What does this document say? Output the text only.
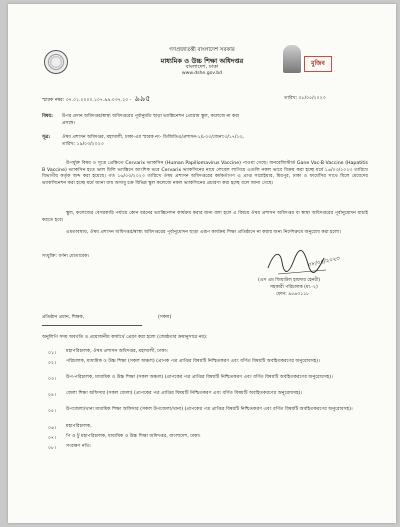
গণপ্রজাতন্ত্রী বাংলাদেশ সরকার
মাধ্যমিক ও উচ্চ শিক্ষা অধিদপ্তর
বাংলাদেশ, ঢাকা
www.dshe.gov.bd
মুজিব
স্মারক নম্বর: ৩৭.০১.০০০০.১০৭.৯৯.০৩৭.২০ - ৯৯৫	তারিখ: ০৮/০৫/২০২৩
বিষয়: উপর প্রদান অধিদপ্তর/স্বাস্থ্য অধিদপ্তরের পূর্বানুমতি ছাড়া ভ্যাক্সিনেশন প্রোগ্রাম স্কুল, কলেজে না করা
প্রসঙ্গে।
সূত্র:	ঔষধ প্রশাসন অধিদপ্তর, মহাখালী, ঢাকা-এর স্মারক নং- ডিজিডিএ/প্রশাসন-১/৮০৩/জেনা:৩/১৭/১৩,
তারিখ: ১৯/০৩/২০২৩
উপর্যুক্ত বিষয় ও সূত্রে প্রেক্ষিতে Cervarix ভ্যাকসিন (Human Papillomavirus Vaccine) পাওয়া গেছে। অনরেজিস্টার্ড Gane Vac-B Vaccine (Hapatitis B Vaccine) ভ্যাকসিন হতে ভাল মিলি ভ্যাক্সিনে আংশিক ভরে Cervarix ভ্যাকসিনের নামে লেবেল লাগিয়ে এগুলি নকল ভাবে বিক্রয় করা হচ্ছে মর্মে ১৬/০৩/২০২৩ তারিখে বিভাগীয় কর্তৃক জব্দ করা হয়েছে। গত ১৬/০৩/২০২৩ তারিখে ঔষধ প্রশাসন অধিদপ্তরের কর্মকর্তাগণ এ প্রাপ্ত সাপ্লাইয়ার, মিরপুর, ঢাকা ও ফার্মেসির সাথে মিলে মেয়েদের ভ্যাকসিনেশন করা হচ্ছে মর্মে জানা যায় অসাধু চক্র বিভিন্ন স্কুল কলেজে নকল ভ্যাকসিনের প্রচারণা করা হচ্ছে বলে জানা গেছে।
স্কুল, কলেজের বেসরকারি পর্যায়ে কোন ধরনের ভ্যাক্সিনেশন কার্যক্রম করার জন্য বলা হলে এ বিষয়ে ঔষধ প্রশাসন অধিদপ্তর বা স্বাস্থ্য অধিদপ্তরের পূর্বানুমোদন যাচাই করতে হবে।
এমতাবস্থায়, ঔষধ প্রশাসন অধিদপ্তর/স্বাস্থ্য অধিদপ্তরের পূর্বানুমোদন ছাড়া এরূপ কার্যক্রম শিক্ষা প্রতিষ্ঠানে না করার জন্য নির্দেশক্রমে অনুরোধ করা হলো।
সংযুক্তি: বর্ণনা মোতাবেক।	০৮/০৫/২০২৩
(এস এম জিয়াউল হায়দার হেনরী)
সহকারী পরিচালক (মা.-২)
ফোন: ৯৫৬৩১১৮
প্রতিষ্ঠান প্রধান, শিক্ষক,	(সকল)
অনুলিপি সদয় অবগতি ও প্রয়োজনীয় কার্যার্থে প্রেরণ করা হলো (জ্যেষ্ঠতার ক্রমানুসারে নয়):
০১।	মহাপরিচালক, ঔষধ প্রশাসন অধিদপ্তর, মহাখালী, ঢাকা।
০২।	পরিচালক, মাধ্যমিক ও উচ্চ শিক্ষা (সকল অঞ্চল) (প্রাপক পত্র প্রাপ্তির বিষয়টি নিশ্চিতকরণ এবং বর্ণিত বিষয়টি অবহিতকরণের অনুরোধসহ)।
০৩।	উপ-পরিচালক, মাধ্যমিক ও উচ্চ শিক্ষা (সকল অঞ্চল) (প্রাপকের পত্র প্রাপ্তির বিষয়টি নিশ্চিতকরণ এবং বর্ণিত বিষয়টি অবহিতকরণের অনুরোধসহ)।
০৪।	জেলা শিক্ষা অফিসার (সকল জেলা) (প্রাপকের পত্র প্রাপ্তির বিষয়টি নিশ্চিতকরণ এবং বর্ণিত বিষয়টি অবহিতকরণের অনুরোধসহ)।
০৫।	উপজেলা/থানা মাধ্যমিক শিক্ষা অফিসার (সকল উপজেলা/থানা) (প্রাপকের পত্র প্রাপ্তির বিষয়টি নিশ্চিতকরণ এবং বর্ণিত বিষয়টি অবহিতকরণের অনুরোধসহ)।
০৬।	মহাপরিচালক,
০৭।	পি ও টু মহাপরিচালক, মাধ্যমিক ও উচ্চ শিক্ষা অধিদপ্তর, বাংলাদেশ, ঢাকা।
০৮।	সংরক্ষণ নথি।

> **TASK REQUIREMENTS**
Before printing the records again, strip out the pictures; change nothing else.

> **REPLY**
What does this document say? Output the text only.
গণপ্রজাতন্ত্রী বাংলাদেশ সরকার
মাধ্যমিক ও উচ্চ শিক্ষা অধিদপ্তর
বাংলাদেশ, ঢাকা
www.dshe.gov.bd
মুজিব
স্মারক নম্বর: ৩৭.০১.০০০০.১০৭.৯৯.০৩৭.২০ - ৯৯৫	তারিখ: ০৮/০৫/২০২৩
বিষয়: উপর প্রদান অধিদপ্তর/স্বাস্থ্য অধিদপ্তরের পূর্বানুমতি ছাড়া ভ্যাক্সিনেশন প্রোগ্রাম স্কুল, কলেজে না করা
প্রসঙ্গে।
সূত্র:	ঔষধ প্রশাসন অধিদপ্তর, মহাখালী, ঢাকা-এর স্মারক নং- ডিজিডিএ/প্রশাসন-১/৮০৩/জেনা:৩/১৭/১৩,
তারিখ: ১৯/০৩/২০২৩
উপর্যুক্ত বিষয় ও সূত্রে প্রেক্ষিতে Cervarix ভ্যাকসিন (Human Papillomavirus Vaccine) পাওয়া গেছে। অনরেজিস্টার্ড Gane Vac-B Vaccine (Hapatitis B Vaccine) ভ্যাকসিন হতে ভাল মিলি ভ্যাক্সিনে আংশিক ভরে Cervarix ভ্যাকসিনের নামে লেবেল লাগিয়ে এগুলি নকল ভাবে বিক্রয় করা হচ্ছে মর্মে ১৬/০৩/২০২৩ তারিখে বিভাগীয় কর্তৃক জব্দ করা হয়েছে। গত ১৬/০৩/২০২৩ তারিখে ঔষধ প্রশাসন অধিদপ্তরের কর্মকর্তাগণ এ প্রাপ্ত সাপ্লাইয়ার, মিরপুর, ঢাকা ও ফার্মেসির সাথে মিলে মেয়েদের ভ্যাকসিনেশন করা হচ্ছে মর্মে জানা যায় অসাধু চক্র বিভিন্ন স্কুল কলেজে নকল ভ্যাকসিনের প্রচারণা করা হচ্ছে বলে জানা গেছে।
স্কুল, কলেজের বেসরকারি পর্যায়ে কোন ধরনের ভ্যাক্সিনেশন কার্যক্রম করার জন্য বলা হলে এ বিষয়ে ঔষধ প্রশাসন অধিদপ্তর বা স্বাস্থ্য অধিদপ্তরের পূর্বানুমোদন যাচাই করতে হবে।
এমতাবস্থায়, ঔষধ প্রশাসন অধিদপ্তর/স্বাস্থ্য অধিদপ্তরের পূর্বানুমোদন ছাড়া এরূপ কার্যক্রম শিক্ষা প্রতিষ্ঠানে না করার জন্য নির্দেশক্রমে অনুরোধ করা হলো।
সংযুক্তি: বর্ণনা মোতাবেক।	০৮/০৫/২০২৩
(এস এম জিয়াউল হায়দার হেনরী)
সহকারী পরিচালক (মা.-২)
ফোন: ৯৫৬৩১১৮
প্রতিষ্ঠান প্রধান, শিক্ষক,	(সকল)
অনুলিপি সদয় অবগতি ও প্রয়োজনীয় কার্যার্থে প্রেরণ করা হলো (জ্যেষ্ঠতার ক্রমানুসারে নয়):
০১।	মহাপরিচালক, ঔষধ প্রশাসন অধিদপ্তর, মহাখালী, ঢাকা।
০২।	পরিচালক, মাধ্যমিক ও উচ্চ শিক্ষা (সকল অঞ্চল) (প্রাপক পত্র প্রাপ্তির বিষয়টি নিশ্চিতকরণ এবং বর্ণিত বিষয়টি অবহিতকরণের অনুরোধসহ)।
০৩।	উপ-পরিচালক, মাধ্যমিক ও উচ্চ শিক্ষা (সকল অঞ্চল) (প্রাপকের পত্র প্রাপ্তির বিষয়টি নিশ্চিতকরণ এবং বর্ণিত বিষয়টি অবহিতকরণের অনুরোধসহ)।
০৪।	জেলা শিক্ষা অফিসার (সকল জেলা) (প্রাপকের পত্র প্রাপ্তির বিষয়টি নিশ্চিতকরণ এবং বর্ণিত বিষয়টি অবহিতকরণের অনুরোধসহ)।
০৫।	উপজেলা/থানা মাধ্যমিক শিক্ষা অফিসার (সকল উপজেলা/থানা) (প্রাপকের পত্র প্রাপ্তির বিষয়টি নিশ্চিতকরণ এবং বর্ণিত বিষয়টি অবহিতকরণের অনুরোধসহ)।
০৬।	মহাপরিচালক,
০৭।	পি ও টু মহাপরিচালক, মাধ্যমিক ও উচ্চ শিক্ষা অধিদপ্তর, বাংলাদেশ, ঢাকা।
০৮।	সংরক্ষণ নথি।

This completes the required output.